EXERCISE DESCRIPTION: In your copy, leave out the pictures; write out all the data exactly.

-- Start INPUT --

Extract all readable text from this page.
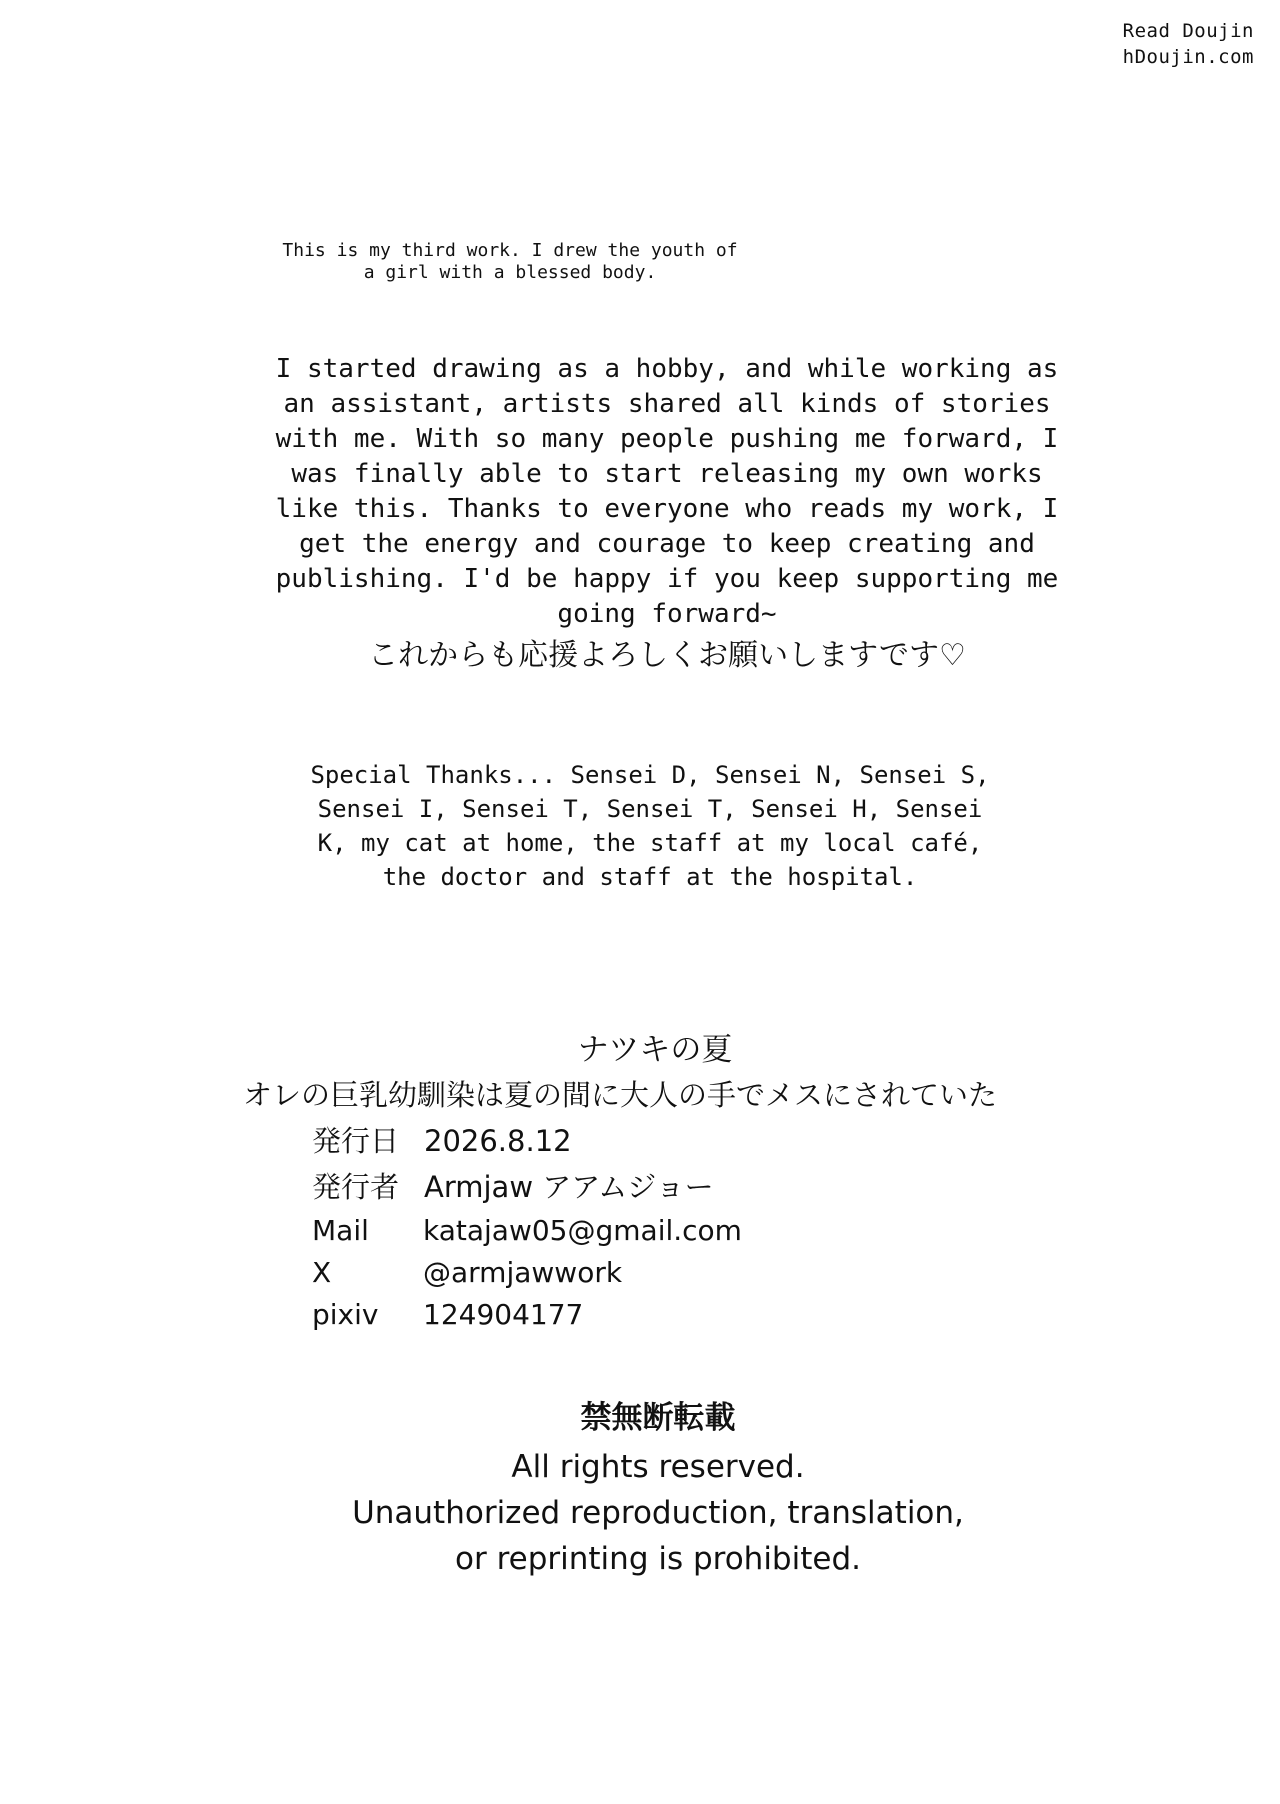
Read Doujin
hDoujin.com
This is my third work. I drew the youth of
a girl with a blessed body.
I started drawing as a hobby, and while working as an assistant, artists shared all kinds of stories with me. With so many people pushing me forward, I was finally able to start releasing my own works like this. Thanks to everyone who reads my work, I get the energy and courage to keep creating and publishing. I'd be happy if you keep supporting me going forward~
これからも応援よろしくお願いしますです♡
Special Thanks... Sensei D, Sensei N, Sensei S, Sensei I, Sensei T, Sensei T, Sensei H, Sensei K, my cat at home, the staff at my local café, the doctor and staff at the hospital.
ナツキの夏
オレの巨乳幼馴染は夏の間に大人の手でメスにされていた
発行日 2026.8.12
発行者 Armjaw アアムジョー
Mail katajaw05@gmail.com
X	@armjawwork
pixiv 124904177
禁無断転載
All rights reserved.
Unauthorized reproduction, translation,
or reprinting is prohibited.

-- End INPUT --

REPLY TO THE EXERCISE:
Extract all readable text from this page.
Read Doujin
hDoujin.com
This is my third work. I drew the youth of
a girl with a blessed body.
I started drawing as a hobby, and while working as an assistant, artists shared all kinds of stories with me. With so many people pushing me forward, I was finally able to start releasing my own works like this. Thanks to everyone who reads my work, I get the energy and courage to keep creating and publishing. I'd be happy if you keep supporting me going forward~
これからも応援よろしくお願いしますです♡
Special Thanks... Sensei D, Sensei N, Sensei S, Sensei I, Sensei T, Sensei T, Sensei H, Sensei K, my cat at home, the staff at my local café, the doctor and staff at the hospital.
ナツキの夏
オレの巨乳幼馴染は夏の間に大人の手でメスにされていた
発行日 2026.8.12
発行者 Armjaw アアムジョー
Mail katajaw05@gmail.com
X	@armjawwork
pixiv 124904177
禁無断転載
All rights reserved.
Unauthorized reproduction, translation,
or reprinting is prohibited.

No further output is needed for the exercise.